◆ **DIRECTIONS**:
Wherever the word "label" appears in a line, copy that line.

◆ **INPUT DATA**:
start
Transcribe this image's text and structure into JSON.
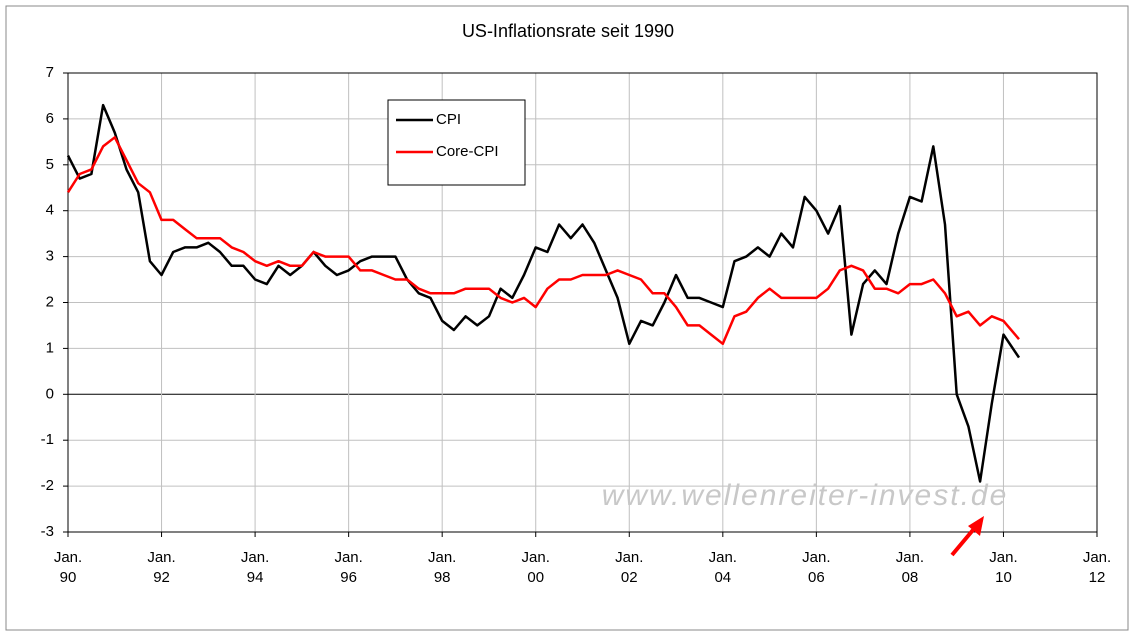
{
  "chart_data": {
    "type": "line",
    "title": "US-Inflationsrate seit 1990",
    "annotation": "www.wellenreiter-invest.de",
    "legend_position": "upper center",
    "grid": true,
    "x": [
      "1990-01",
      "1990-04",
      "1990-07",
      "1990-10",
      "1991-01",
      "1991-04",
      "1991-07",
      "1991-10",
      "1992-01",
      "1992-04",
      "1992-07",
      "1992-10",
      "1993-01",
      "1993-04",
      "1993-07",
      "1993-10",
      "1994-01",
      "1994-04",
      "1994-07",
      "1994-10",
      "1995-01",
      "1995-04",
      "1995-07",
      "1995-10",
      "1996-01",
      "1996-04",
      "1996-07",
      "1996-10",
      "1997-01",
      "1997-04",
      "1997-07",
      "1997-10",
      "1998-01",
      "1998-04",
      "1998-07",
      "1998-10",
      "1999-01",
      "1999-04",
      "1999-07",
      "1999-10",
      "2000-01",
      "2000-04",
      "2000-07",
      "2000-10",
      "2001-01",
      "2001-04",
      "2001-07",
      "2001-10",
      "2002-01",
      "2002-04",
      "2002-07",
      "2002-10",
      "2003-01",
      "2003-04",
      "2003-07",
      "2003-10",
      "2004-01",
      "2004-04",
      "2004-07",
      "2004-10",
      "2005-01",
      "2005-04",
      "2005-07",
      "2005-10",
      "2006-01",
      "2006-04",
      "2006-07",
      "2006-10",
      "2007-01",
      "2007-04",
      "2007-07",
      "2007-10",
      "2008-01",
      "2008-04",
      "2008-07",
      "2008-10",
      "2009-01",
      "2009-04",
      "2009-07",
      "2009-10",
      "2010-01",
      "2010-05"
    ],
    "series": [
      {
        "name": "CPI",
        "color": "#000000",
        "values": [
          5.2,
          4.7,
          4.8,
          6.3,
          5.7,
          4.9,
          4.4,
          2.9,
          2.6,
          3.1,
          3.2,
          3.2,
          3.3,
          3.1,
          2.8,
          2.8,
          2.5,
          2.4,
          2.8,
          2.6,
          2.8,
          3.1,
          2.8,
          2.6,
          2.7,
          2.9,
          3.0,
          3.0,
          3.0,
          2.5,
          2.2,
          2.1,
          1.6,
          1.4,
          1.7,
          1.5,
          1.7,
          2.3,
          2.1,
          2.6,
          3.2,
          3.1,
          3.7,
          3.4,
          3.7,
          3.3,
          2.7,
          2.1,
          1.1,
          1.6,
          1.5,
          2.0,
          2.6,
          2.1,
          2.1,
          2.0,
          1.9,
          2.9,
          3.0,
          3.2,
          3.0,
          3.5,
          3.2,
          4.3,
          4.0,
          3.5,
          4.1,
          1.3,
          2.4,
          2.7,
          2.4,
          3.5,
          4.3,
          4.2,
          5.4,
          3.7,
          0.0,
          -0.7,
          -1.9,
          -0.2,
          1.3,
          0.8
        ]
      },
      {
        "name": "Core-CPI",
        "color": "#ff0000",
        "values": [
          4.4,
          4.8,
          4.9,
          5.4,
          5.6,
          5.1,
          4.6,
          4.4,
          3.8,
          3.8,
          3.6,
          3.4,
          3.4,
          3.4,
          3.2,
          3.1,
          2.9,
          2.8,
          2.9,
          2.8,
          2.8,
          3.1,
          3.0,
          3.0,
          3.0,
          2.7,
          2.7,
          2.6,
          2.5,
          2.5,
          2.3,
          2.2,
          2.2,
          2.2,
          2.3,
          2.3,
          2.3,
          2.1,
          2.0,
          2.1,
          1.9,
          2.3,
          2.5,
          2.5,
          2.6,
          2.6,
          2.6,
          2.7,
          2.6,
          2.5,
          2.2,
          2.2,
          1.9,
          1.5,
          1.5,
          1.3,
          1.1,
          1.7,
          1.8,
          2.1,
          2.3,
          2.1,
          2.1,
          2.1,
          2.1,
          2.3,
          2.7,
          2.8,
          2.7,
          2.3,
          2.3,
          2.2,
          2.4,
          2.4,
          2.5,
          2.2,
          1.7,
          1.8,
          1.5,
          1.7,
          1.6,
          1.2
        ]
      }
    ],
    "xlim": [
      "1990-01",
      "2012-01"
    ],
    "xticks": [
      {
        "value": "1990-01",
        "label": "Jan.\n90"
      },
      {
        "value": "1992-01",
        "label": "Jan.\n92"
      },
      {
        "value": "1994-01",
        "label": "Jan.\n94"
      },
      {
        "value": "1996-01",
        "label": "Jan.\n96"
      },
      {
        "value": "1998-01",
        "label": "Jan.\n98"
      },
      {
        "value": "2000-01",
        "label": "Jan.\n00"
      },
      {
        "value": "2002-01",
        "label": "Jan.\n02"
      },
      {
        "value": "2004-01",
        "label": "Jan.\n04"
      },
      {
        "value": "2006-01",
        "label": "Jan.\n06"
      },
      {
        "value": "2008-01",
        "label": "Jan.\n08"
      },
      {
        "value": "2010-01",
        "label": "Jan.\n10"
      },
      {
        "value": "2012-01",
        "label": "Jan.\n12"
      }
    ],
    "ylim": [
      -3,
      7
    ],
    "yticks": [
      -3,
      -2,
      -1,
      0,
      1,
      2,
      3,
      4,
      5,
      6,
      7
    ]
  }
}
end
◆ **RESULT FOR THIS EXERCISE**:
        "label": "Jan.\n90"
        "label": "Jan.\n92"
        "label": "Jan.\n94"
        "label": "Jan.\n96"
        "label": "Jan.\n98"
        "label": "Jan.\n00"
        "label": "Jan.\n02"
        "label": "Jan.\n04"
        "label": "Jan.\n06"
        "label": "Jan.\n08"
        "label": "Jan.\n10"
        "label": "Jan.\n12"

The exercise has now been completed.